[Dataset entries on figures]

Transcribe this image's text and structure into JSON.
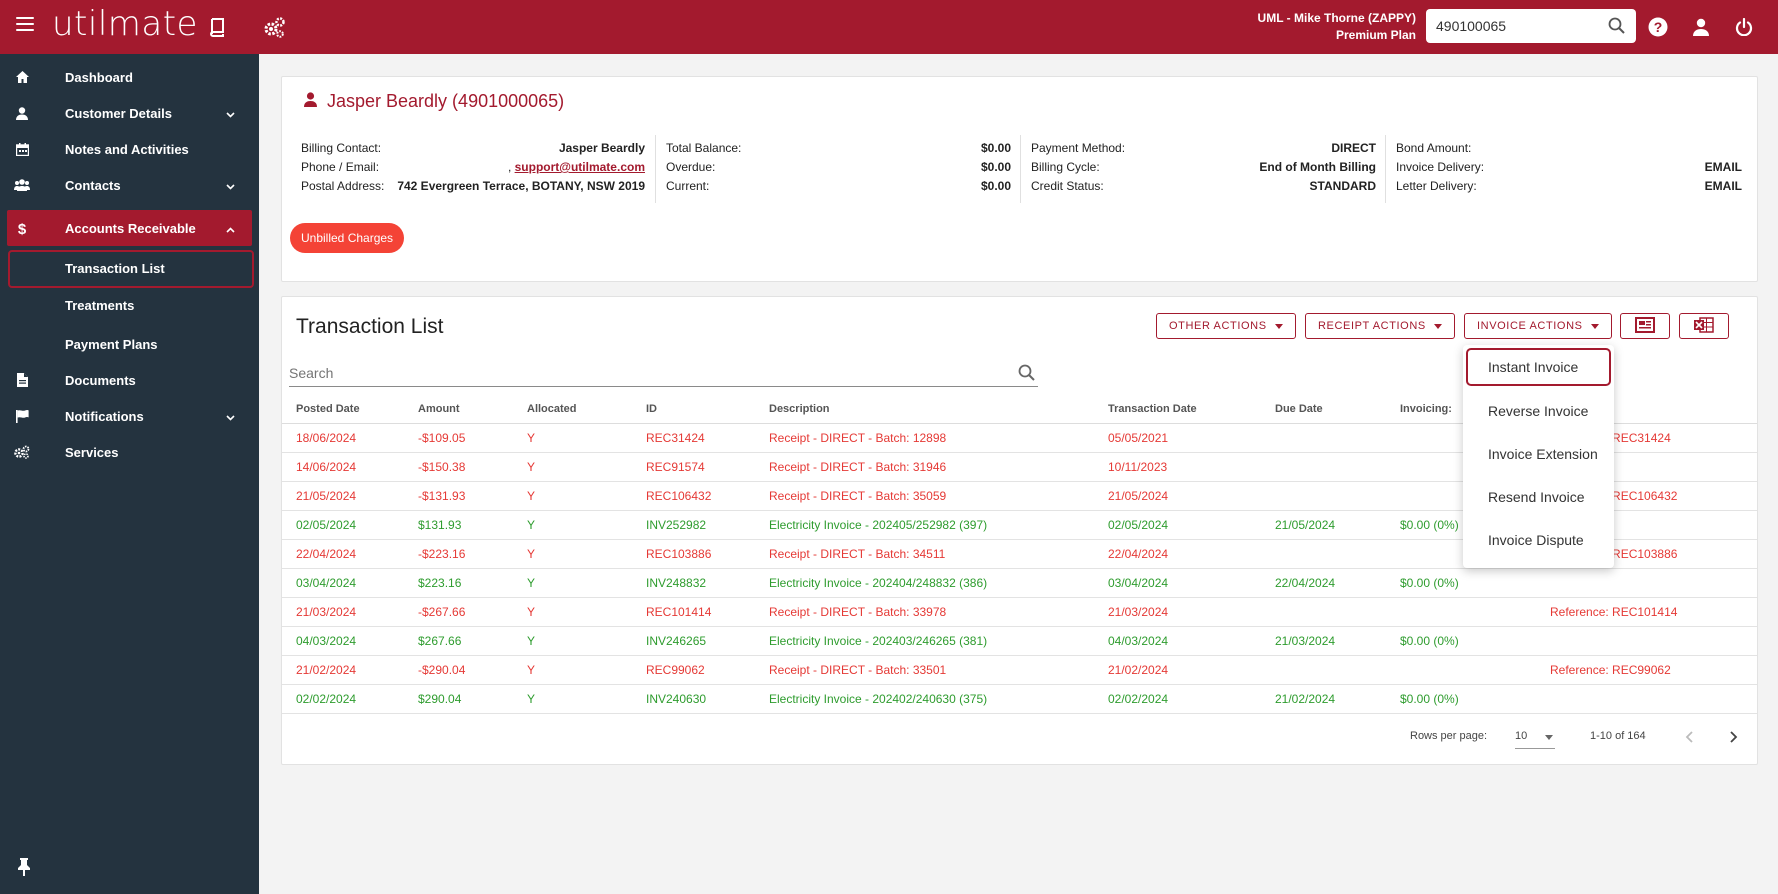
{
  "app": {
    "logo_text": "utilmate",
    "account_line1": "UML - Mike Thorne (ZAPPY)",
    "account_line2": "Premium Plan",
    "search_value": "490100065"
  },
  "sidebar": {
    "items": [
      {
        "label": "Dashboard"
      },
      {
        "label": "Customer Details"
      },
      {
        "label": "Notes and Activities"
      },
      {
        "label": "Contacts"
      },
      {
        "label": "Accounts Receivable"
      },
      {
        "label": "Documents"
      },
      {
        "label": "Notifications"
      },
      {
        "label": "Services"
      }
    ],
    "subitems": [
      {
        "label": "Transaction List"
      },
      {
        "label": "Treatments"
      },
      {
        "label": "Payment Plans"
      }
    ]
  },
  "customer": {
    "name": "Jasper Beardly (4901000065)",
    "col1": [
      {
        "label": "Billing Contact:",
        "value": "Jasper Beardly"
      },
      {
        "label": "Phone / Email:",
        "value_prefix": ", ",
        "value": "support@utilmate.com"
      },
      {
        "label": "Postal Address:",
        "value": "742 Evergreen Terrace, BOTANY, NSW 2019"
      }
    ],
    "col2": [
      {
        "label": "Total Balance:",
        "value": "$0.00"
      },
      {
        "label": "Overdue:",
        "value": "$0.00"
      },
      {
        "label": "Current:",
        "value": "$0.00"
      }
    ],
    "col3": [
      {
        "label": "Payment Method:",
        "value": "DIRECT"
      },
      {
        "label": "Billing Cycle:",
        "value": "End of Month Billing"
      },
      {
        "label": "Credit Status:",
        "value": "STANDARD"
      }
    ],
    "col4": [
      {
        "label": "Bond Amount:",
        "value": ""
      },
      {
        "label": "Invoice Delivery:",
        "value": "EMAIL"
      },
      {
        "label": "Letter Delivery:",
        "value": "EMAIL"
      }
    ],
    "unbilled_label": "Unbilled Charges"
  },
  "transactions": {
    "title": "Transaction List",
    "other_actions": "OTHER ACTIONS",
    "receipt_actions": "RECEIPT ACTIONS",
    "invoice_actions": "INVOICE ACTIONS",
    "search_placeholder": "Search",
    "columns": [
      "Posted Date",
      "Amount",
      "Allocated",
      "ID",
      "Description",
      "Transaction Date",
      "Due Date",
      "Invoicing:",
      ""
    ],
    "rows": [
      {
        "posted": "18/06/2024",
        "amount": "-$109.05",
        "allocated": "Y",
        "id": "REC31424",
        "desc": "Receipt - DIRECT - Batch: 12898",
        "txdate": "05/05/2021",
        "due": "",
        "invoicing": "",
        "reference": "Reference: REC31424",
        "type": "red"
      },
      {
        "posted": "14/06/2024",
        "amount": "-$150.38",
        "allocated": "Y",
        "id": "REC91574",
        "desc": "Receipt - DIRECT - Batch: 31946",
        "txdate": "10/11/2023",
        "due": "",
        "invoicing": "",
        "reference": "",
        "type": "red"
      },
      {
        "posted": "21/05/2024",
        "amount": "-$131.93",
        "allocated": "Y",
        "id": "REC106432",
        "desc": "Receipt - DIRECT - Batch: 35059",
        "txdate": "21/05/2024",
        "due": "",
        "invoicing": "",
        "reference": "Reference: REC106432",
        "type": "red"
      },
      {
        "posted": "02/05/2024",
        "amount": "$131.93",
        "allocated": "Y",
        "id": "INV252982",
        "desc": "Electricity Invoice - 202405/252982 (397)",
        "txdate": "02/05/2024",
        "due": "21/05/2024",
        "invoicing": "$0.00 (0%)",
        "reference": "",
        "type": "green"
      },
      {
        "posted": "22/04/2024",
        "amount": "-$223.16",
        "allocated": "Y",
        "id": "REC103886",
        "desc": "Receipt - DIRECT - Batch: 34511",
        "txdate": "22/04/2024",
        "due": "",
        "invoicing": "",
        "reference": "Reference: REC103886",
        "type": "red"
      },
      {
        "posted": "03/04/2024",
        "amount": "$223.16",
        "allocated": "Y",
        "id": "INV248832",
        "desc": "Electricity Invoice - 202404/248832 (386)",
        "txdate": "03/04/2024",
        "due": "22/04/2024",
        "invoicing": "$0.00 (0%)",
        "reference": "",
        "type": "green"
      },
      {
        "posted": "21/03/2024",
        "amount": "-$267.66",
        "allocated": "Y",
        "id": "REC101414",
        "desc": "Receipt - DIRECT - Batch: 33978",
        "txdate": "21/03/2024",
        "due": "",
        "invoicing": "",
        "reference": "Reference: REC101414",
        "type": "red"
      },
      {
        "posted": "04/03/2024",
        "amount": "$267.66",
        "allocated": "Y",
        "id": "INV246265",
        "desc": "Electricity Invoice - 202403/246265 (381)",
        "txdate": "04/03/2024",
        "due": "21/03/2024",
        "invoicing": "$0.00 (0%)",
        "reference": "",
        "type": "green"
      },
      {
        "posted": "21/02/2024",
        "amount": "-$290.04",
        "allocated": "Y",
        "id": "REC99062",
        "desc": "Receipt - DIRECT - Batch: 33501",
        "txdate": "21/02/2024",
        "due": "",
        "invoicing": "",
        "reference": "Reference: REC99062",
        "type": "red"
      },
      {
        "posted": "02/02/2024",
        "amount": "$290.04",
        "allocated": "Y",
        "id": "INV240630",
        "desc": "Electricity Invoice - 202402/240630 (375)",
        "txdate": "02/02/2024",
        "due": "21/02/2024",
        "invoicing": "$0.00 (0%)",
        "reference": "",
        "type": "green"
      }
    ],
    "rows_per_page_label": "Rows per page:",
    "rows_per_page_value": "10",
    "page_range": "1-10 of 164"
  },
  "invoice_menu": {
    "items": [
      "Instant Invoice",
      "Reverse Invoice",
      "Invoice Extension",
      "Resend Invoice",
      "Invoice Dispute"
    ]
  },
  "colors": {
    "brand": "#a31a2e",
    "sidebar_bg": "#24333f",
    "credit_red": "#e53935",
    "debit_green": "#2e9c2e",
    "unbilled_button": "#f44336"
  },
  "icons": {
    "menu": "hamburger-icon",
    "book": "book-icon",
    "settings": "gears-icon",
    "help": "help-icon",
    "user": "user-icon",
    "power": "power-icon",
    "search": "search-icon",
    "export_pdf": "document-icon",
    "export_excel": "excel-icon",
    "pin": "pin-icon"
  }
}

• Aim:
Return all of the data exactly as written, and drop the pictures.

• Written solution:
Transcribe this image's text and structure into JSON.
{
  "app": {
    "logo_text": "utilmate",
    "account_line1": "UML - Mike Thorne (ZAPPY)",
    "account_line2": "Premium Plan",
    "search_value": "490100065"
  },
  "sidebar": {
    "items": [
      {
        "label": "Dashboard"
      },
      {
        "label": "Customer Details"
      },
      {
        "label": "Notes and Activities"
      },
      {
        "label": "Contacts"
      },
      {
        "label": "Accounts Receivable"
      },
      {
        "label": "Documents"
      },
      {
        "label": "Notifications"
      },
      {
        "label": "Services"
      }
    ],
    "subitems": [
      {
        "label": "Transaction List"
      },
      {
        "label": "Treatments"
      },
      {
        "label": "Payment Plans"
      }
    ]
  },
  "customer": {
    "name": "Jasper Beardly (4901000065)",
    "col1": [
      {
        "label": "Billing Contact:",
        "value": "Jasper Beardly"
      },
      {
        "label": "Phone / Email:",
        "value_prefix": ", ",
        "value": "support@utilmate.com"
      },
      {
        "label": "Postal Address:",
        "value": "742 Evergreen Terrace, BOTANY, NSW 2019"
      }
    ],
    "col2": [
      {
        "label": "Total Balance:",
        "value": "$0.00"
      },
      {
        "label": "Overdue:",
        "value": "$0.00"
      },
      {
        "label": "Current:",
        "value": "$0.00"
      }
    ],
    "col3": [
      {
        "label": "Payment Method:",
        "value": "DIRECT"
      },
      {
        "label": "Billing Cycle:",
        "value": "End of Month Billing"
      },
      {
        "label": "Credit Status:",
        "value": "STANDARD"
      }
    ],
    "col4": [
      {
        "label": "Bond Amount:",
        "value": ""
      },
      {
        "label": "Invoice Delivery:",
        "value": "EMAIL"
      },
      {
        "label": "Letter Delivery:",
        "value": "EMAIL"
      }
    ],
    "unbilled_label": "Unbilled Charges"
  },
  "transactions": {
    "title": "Transaction List",
    "other_actions": "OTHER ACTIONS",
    "receipt_actions": "RECEIPT ACTIONS",
    "invoice_actions": "INVOICE ACTIONS",
    "search_placeholder": "Search",
    "columns": [
      "Posted Date",
      "Amount",
      "Allocated",
      "ID",
      "Description",
      "Transaction Date",
      "Due Date",
      "Invoicing:",
      ""
    ],
    "rows": [
      {
        "posted": "18/06/2024",
        "amount": "-$109.05",
        "allocated": "Y",
        "id": "REC31424",
        "desc": "Receipt - DIRECT - Batch: 12898",
        "txdate": "05/05/2021",
        "due": "",
        "invoicing": "",
        "reference": "Reference: REC31424",
        "type": "red"
      },
      {
        "posted": "14/06/2024",
        "amount": "-$150.38",
        "allocated": "Y",
        "id": "REC91574",
        "desc": "Receipt - DIRECT - Batch: 31946",
        "txdate": "10/11/2023",
        "due": "",
        "invoicing": "",
        "reference": "",
        "type": "red"
      },
      {
        "posted": "21/05/2024",
        "amount": "-$131.93",
        "allocated": "Y",
        "id": "REC106432",
        "desc": "Receipt - DIRECT - Batch: 35059",
        "txdate": "21/05/2024",
        "due": "",
        "invoicing": "",
        "reference": "Reference: REC106432",
        "type": "red"
      },
      {
        "posted": "02/05/2024",
        "amount": "$131.93",
        "allocated": "Y",
        "id": "INV252982",
        "desc": "Electricity Invoice - 202405/252982 (397)",
        "txdate": "02/05/2024",
        "due": "21/05/2024",
        "invoicing": "$0.00 (0%)",
        "reference": "",
        "type": "green"
      },
      {
        "posted": "22/04/2024",
        "amount": "-$223.16",
        "allocated": "Y",
        "id": "REC103886",
        "desc": "Receipt - DIRECT - Batch: 34511",
        "txdate": "22/04/2024",
        "due": "",
        "invoicing": "",
        "reference": "Reference: REC103886",
        "type": "red"
      },
      {
        "posted": "03/04/2024",
        "amount": "$223.16",
        "allocated": "Y",
        "id": "INV248832",
        "desc": "Electricity Invoice - 202404/248832 (386)",
        "txdate": "03/04/2024",
        "due": "22/04/2024",
        "invoicing": "$0.00 (0%)",
        "reference": "",
        "type": "green"
      },
      {
        "posted": "21/03/2024",
        "amount": "-$267.66",
        "allocated": "Y",
        "id": "REC101414",
        "desc": "Receipt - DIRECT - Batch: 33978",
        "txdate": "21/03/2024",
        "due": "",
        "invoicing": "",
        "reference": "Reference: REC101414",
        "type": "red"
      },
      {
        "posted": "04/03/2024",
        "amount": "$267.66",
        "allocated": "Y",
        "id": "INV246265",
        "desc": "Electricity Invoice - 202403/246265 (381)",
        "txdate": "04/03/2024",
        "due": "21/03/2024",
        "invoicing": "$0.00 (0%)",
        "reference": "",
        "type": "green"
      },
      {
        "posted": "21/02/2024",
        "amount": "-$290.04",
        "allocated": "Y",
        "id": "REC99062",
        "desc": "Receipt - DIRECT - Batch: 33501",
        "txdate": "21/02/2024",
        "due": "",
        "invoicing": "",
        "reference": "Reference: REC99062",
        "type": "red"
      },
      {
        "posted": "02/02/2024",
        "amount": "$290.04",
        "allocated": "Y",
        "id": "INV240630",
        "desc": "Electricity Invoice - 202402/240630 (375)",
        "txdate": "02/02/2024",
        "due": "21/02/2024",
        "invoicing": "$0.00 (0%)",
        "reference": "",
        "type": "green"
      }
    ],
    "rows_per_page_label": "Rows per page:",
    "rows_per_page_value": "10",
    "page_range": "1-10 of 164"
  },
  "invoice_menu": {
    "items": [
      "Instant Invoice",
      "Reverse Invoice",
      "Invoice Extension",
      "Resend Invoice",
      "Invoice Dispute"
    ]
  },
  "colors": {
    "brand": "#a31a2e",
    "sidebar_bg": "#24333f",
    "credit_red": "#e53935",
    "debit_green": "#2e9c2e",
    "unbilled_button": "#f44336"
  },
  "icons": {
    "menu": "hamburger-icon",
    "book": "book-icon",
    "settings": "gears-icon",
    "help": "help-icon",
    "user": "user-icon",
    "power": "power-icon",
    "search": "search-icon",
    "export_pdf": "document-icon",
    "export_excel": "excel-icon",
    "pin": "pin-icon"
  }
}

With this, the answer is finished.